Aim
Transcribe the material verbatim in full; the pictures do not belong in the copy.

Extracted data
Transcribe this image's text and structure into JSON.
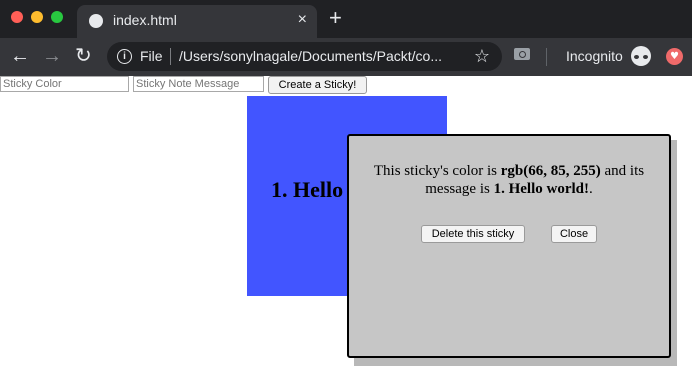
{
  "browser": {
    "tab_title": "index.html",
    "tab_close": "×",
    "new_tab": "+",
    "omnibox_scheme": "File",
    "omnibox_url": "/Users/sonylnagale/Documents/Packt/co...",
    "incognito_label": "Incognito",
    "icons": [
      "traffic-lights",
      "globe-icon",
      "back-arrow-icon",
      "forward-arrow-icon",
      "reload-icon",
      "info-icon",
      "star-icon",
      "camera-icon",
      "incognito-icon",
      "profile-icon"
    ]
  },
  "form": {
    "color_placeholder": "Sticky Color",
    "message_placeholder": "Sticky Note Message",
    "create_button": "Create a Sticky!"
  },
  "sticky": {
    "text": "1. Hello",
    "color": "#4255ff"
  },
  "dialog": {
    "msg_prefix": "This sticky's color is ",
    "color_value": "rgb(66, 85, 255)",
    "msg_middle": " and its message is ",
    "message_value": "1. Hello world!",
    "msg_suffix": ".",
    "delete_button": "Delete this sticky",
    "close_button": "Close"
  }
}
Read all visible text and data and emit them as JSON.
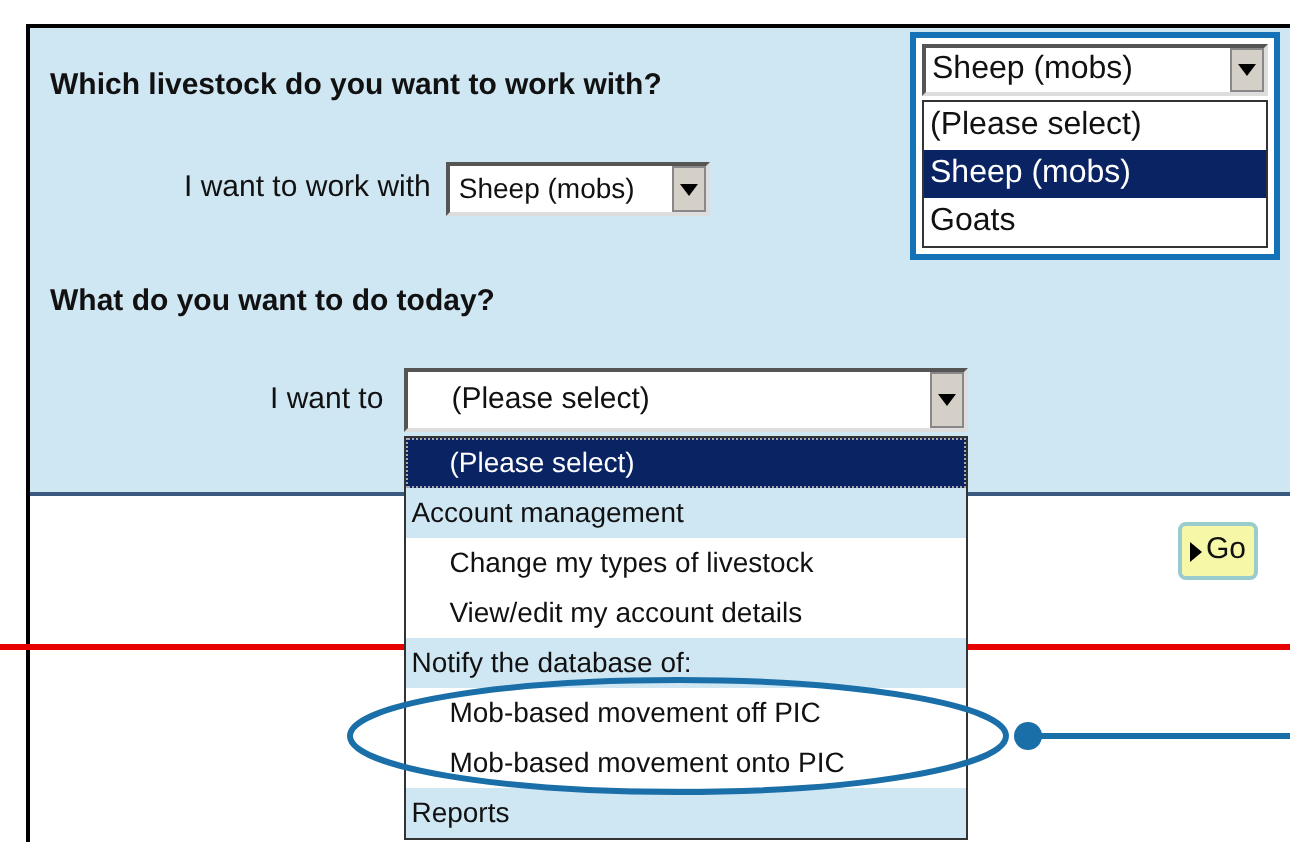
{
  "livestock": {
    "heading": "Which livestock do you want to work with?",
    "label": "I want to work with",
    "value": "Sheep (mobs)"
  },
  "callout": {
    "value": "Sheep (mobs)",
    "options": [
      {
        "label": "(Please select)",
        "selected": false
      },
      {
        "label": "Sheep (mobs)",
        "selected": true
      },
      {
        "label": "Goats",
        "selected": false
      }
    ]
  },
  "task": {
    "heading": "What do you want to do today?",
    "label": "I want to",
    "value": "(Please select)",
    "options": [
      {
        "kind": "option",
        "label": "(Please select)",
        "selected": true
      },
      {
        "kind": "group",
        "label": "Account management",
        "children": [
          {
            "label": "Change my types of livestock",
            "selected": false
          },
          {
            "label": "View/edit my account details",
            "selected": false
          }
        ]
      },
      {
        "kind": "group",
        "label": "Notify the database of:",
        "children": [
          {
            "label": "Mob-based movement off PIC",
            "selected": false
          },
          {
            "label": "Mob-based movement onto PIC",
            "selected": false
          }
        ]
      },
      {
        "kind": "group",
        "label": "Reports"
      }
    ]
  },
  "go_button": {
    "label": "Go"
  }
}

Final answer
Transcribe this image's text and structure into JSON.
{
  "browser": {
    "tab_title": "index.html",
    "tab_close": "×",
    "new_tab": "+",
    "omnibox_scheme": "File",
    "omnibox_url": "/Users/sonylnagale/Documents/Packt/co...",
    "incognito_label": "Incognito",
    "icons": [
      "traffic-lights",
      "globe-icon",
      "back-arrow-icon",
      "forward-arrow-icon",
      "reload-icon",
      "info-icon",
      "star-icon",
      "camera-icon",
      "incognito-icon",
      "profile-icon"
    ]
  },
  "form": {
    "color_placeholder": "Sticky Color",
    "message_placeholder": "Sticky Note Message",
    "create_button": "Create a Sticky!"
  },
  "sticky": {
    "text": "1. Hello",
    "color": "#4255ff"
  },
  "dialog": {
    "msg_prefix": "This sticky's color is ",
    "color_value": "rgb(66, 85, 255)",
    "msg_middle": " and its message is ",
    "message_value": "1. Hello world!",
    "msg_suffix": ".",
    "delete_button": "Delete this sticky",
    "close_button": "Close"
  }
}
Read all visible text and data and emit them as JSON.
{
  "livestock": {
    "heading": "Which livestock do you want to work with?",
    "label": "I want to work with",
    "value": "Sheep (mobs)"
  },
  "callout": {
    "value": "Sheep (mobs)",
    "options": [
      {
        "label": "(Please select)",
        "selected": false
      },
      {
        "label": "Sheep (mobs)",
        "selected": true
      },
      {
        "label": "Goats",
        "selected": false
      }
    ]
  },
  "task": {
    "heading": "What do you want to do today?",
    "label": "I want to",
    "value": "(Please select)",
    "options": [
      {
        "kind": "option",
        "label": "(Please select)",
        "selected": true
      },
      {
        "kind": "group",
        "label": "Account management",
        "children": [
          {
            "label": "Change my types of livestock",
            "selected": false
          },
          {
            "label": "View/edit my account details",
            "selected": false
          }
        ]
      },
      {
        "kind": "group",
        "label": "Notify the database of:",
        "children": [
          {
            "label": "Mob-based movement off PIC",
            "selected": false
          },
          {
            "label": "Mob-based movement onto PIC",
            "selected": false
          }
        ]
      },
      {
        "kind": "group",
        "label": "Reports"
      }
    ]
  },
  "go_button": {
    "label": "Go"
  }
}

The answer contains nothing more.